* Supplied entries *

• • • • •

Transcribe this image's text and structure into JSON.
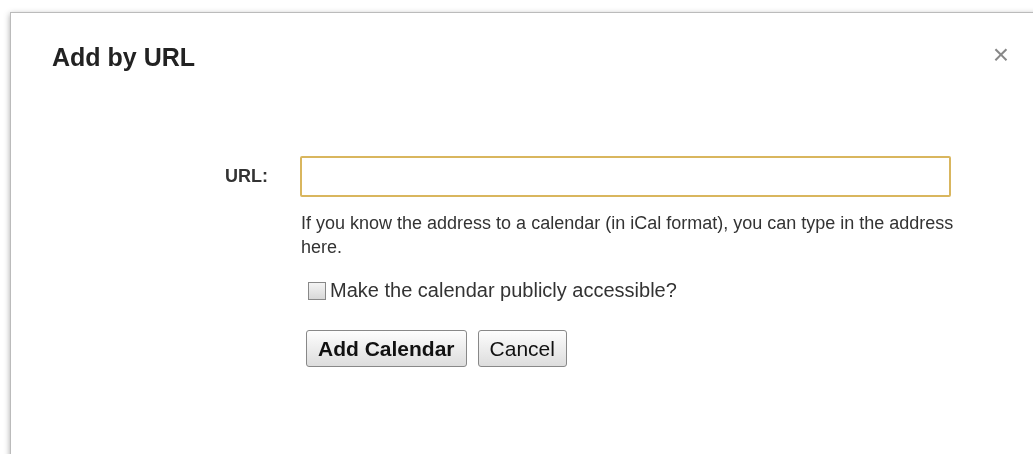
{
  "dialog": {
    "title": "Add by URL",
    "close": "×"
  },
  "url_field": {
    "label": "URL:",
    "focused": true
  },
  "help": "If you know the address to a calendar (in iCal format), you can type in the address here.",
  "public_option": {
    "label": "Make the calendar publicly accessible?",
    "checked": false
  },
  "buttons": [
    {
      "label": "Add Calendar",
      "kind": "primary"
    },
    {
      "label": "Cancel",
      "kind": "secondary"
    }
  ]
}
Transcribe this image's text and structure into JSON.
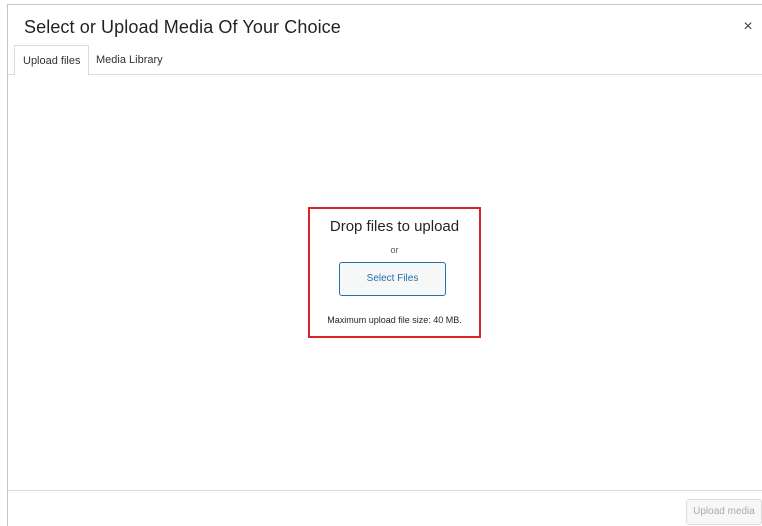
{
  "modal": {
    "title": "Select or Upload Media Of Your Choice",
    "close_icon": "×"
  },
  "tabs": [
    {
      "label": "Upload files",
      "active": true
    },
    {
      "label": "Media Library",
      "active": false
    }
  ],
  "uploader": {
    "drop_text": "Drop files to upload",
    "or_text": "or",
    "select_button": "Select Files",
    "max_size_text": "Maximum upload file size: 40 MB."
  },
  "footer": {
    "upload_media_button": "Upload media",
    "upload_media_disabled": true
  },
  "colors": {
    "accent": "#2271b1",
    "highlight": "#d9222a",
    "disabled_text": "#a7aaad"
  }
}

• • • • •

* Aim *
From the listing, extract all text exactly as given and drop any picture.

* Result of this exercise *
Transcribe this image's text and structure into JSON.
{
  "dialog": {
    "title": "Add by URL",
    "close": "×"
  },
  "url_field": {
    "label": "URL:",
    "focused": true
  },
  "help": "If you know the address to a calendar (in iCal format), you can type in the address here.",
  "public_option": {
    "label": "Make the calendar publicly accessible?",
    "checked": false
  },
  "buttons": [
    {
      "label": "Add Calendar",
      "kind": "primary"
    },
    {
      "label": "Cancel",
      "kind": "secondary"
    }
  ]
}
Transcribe this image's text and structure into JSON.
{
  "modal": {
    "title": "Select or Upload Media Of Your Choice",
    "close_icon": "×"
  },
  "tabs": [
    {
      "label": "Upload files",
      "active": true
    },
    {
      "label": "Media Library",
      "active": false
    }
  ],
  "uploader": {
    "drop_text": "Drop files to upload",
    "or_text": "or",
    "select_button": "Select Files",
    "max_size_text": "Maximum upload file size: 40 MB."
  },
  "footer": {
    "upload_media_button": "Upload media",
    "upload_media_disabled": true
  },
  "colors": {
    "accent": "#2271b1",
    "highlight": "#d9222a",
    "disabled_text": "#a7aaad"
  }
}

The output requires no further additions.